§ Stated goal: Find the string "data" in the entries and copy each line that has it.

§ Listing:
_ _ _ _ _ _ _
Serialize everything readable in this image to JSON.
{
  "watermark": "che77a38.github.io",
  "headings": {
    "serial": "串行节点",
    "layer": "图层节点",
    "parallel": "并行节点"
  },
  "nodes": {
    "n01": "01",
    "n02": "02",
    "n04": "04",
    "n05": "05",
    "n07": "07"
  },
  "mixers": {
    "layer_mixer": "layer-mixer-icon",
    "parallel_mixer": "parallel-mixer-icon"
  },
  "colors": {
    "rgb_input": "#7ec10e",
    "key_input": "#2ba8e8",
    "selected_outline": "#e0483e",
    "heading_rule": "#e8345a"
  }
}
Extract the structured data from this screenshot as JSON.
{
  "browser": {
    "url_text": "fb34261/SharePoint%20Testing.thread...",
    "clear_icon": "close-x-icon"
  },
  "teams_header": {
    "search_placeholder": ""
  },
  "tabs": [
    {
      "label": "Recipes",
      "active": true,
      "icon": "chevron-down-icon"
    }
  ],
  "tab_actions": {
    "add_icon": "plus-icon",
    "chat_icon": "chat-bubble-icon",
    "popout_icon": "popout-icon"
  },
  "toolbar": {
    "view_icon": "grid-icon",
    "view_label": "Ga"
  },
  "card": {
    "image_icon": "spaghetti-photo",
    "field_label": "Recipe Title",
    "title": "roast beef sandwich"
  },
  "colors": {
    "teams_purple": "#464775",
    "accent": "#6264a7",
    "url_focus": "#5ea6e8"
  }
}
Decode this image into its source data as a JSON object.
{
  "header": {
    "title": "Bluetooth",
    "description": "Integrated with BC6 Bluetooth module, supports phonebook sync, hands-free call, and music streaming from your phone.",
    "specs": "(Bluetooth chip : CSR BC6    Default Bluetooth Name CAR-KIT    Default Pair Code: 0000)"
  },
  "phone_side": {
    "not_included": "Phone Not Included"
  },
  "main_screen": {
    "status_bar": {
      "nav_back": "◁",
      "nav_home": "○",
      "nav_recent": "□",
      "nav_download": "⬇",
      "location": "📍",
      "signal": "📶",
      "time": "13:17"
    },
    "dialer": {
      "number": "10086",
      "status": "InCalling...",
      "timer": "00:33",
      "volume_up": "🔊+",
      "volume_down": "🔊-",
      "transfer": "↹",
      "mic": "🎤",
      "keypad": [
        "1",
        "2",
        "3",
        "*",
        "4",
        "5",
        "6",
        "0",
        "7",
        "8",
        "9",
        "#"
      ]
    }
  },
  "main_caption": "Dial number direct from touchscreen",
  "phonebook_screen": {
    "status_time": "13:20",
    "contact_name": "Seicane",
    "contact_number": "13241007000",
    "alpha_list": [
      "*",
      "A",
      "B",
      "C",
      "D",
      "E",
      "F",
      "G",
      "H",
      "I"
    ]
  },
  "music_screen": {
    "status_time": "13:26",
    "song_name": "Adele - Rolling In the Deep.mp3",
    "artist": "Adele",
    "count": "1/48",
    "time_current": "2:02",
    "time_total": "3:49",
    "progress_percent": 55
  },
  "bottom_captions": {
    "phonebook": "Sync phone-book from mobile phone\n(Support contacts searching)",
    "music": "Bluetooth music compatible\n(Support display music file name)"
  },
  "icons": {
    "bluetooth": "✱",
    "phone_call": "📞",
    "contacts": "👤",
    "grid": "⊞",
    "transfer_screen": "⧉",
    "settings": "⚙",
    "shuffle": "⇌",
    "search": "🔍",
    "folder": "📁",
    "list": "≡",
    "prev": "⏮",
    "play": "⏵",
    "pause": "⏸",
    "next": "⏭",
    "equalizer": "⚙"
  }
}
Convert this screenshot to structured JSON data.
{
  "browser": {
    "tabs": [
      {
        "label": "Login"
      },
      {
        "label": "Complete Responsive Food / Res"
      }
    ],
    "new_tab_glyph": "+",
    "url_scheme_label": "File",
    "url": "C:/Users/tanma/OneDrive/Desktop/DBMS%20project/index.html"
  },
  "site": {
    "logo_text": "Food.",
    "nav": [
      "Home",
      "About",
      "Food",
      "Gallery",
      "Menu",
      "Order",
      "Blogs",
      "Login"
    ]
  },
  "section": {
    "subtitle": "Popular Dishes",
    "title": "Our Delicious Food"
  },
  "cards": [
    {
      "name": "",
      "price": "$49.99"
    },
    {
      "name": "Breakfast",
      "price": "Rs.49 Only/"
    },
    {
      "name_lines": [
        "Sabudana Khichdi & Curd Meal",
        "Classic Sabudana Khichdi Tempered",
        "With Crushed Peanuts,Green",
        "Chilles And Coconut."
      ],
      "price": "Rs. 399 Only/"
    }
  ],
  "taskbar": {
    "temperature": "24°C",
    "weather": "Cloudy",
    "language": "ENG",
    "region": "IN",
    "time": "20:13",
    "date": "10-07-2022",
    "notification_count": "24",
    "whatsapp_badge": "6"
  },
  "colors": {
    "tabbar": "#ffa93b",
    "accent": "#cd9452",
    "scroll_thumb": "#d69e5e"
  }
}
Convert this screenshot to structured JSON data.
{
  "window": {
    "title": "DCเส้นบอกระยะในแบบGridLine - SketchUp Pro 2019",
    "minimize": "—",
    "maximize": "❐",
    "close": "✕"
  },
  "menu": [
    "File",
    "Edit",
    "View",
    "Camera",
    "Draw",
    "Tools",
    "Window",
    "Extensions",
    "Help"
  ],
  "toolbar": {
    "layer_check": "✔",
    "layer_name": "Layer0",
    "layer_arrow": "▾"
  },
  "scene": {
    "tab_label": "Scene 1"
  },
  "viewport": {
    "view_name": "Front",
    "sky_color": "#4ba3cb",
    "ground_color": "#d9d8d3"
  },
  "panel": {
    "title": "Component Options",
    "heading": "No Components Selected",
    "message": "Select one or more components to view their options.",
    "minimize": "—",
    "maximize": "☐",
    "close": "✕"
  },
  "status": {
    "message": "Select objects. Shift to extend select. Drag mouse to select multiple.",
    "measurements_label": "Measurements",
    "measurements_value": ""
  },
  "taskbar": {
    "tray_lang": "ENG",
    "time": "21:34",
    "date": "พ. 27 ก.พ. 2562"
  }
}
_ _ _ _ _ _ _
§ The answer:
Extract the structured data from this screenshot as JSON.
Decode this image into its source data as a JSON object.
Convert this screenshot to structured JSON data.
Convert this screenshot to structured JSON data.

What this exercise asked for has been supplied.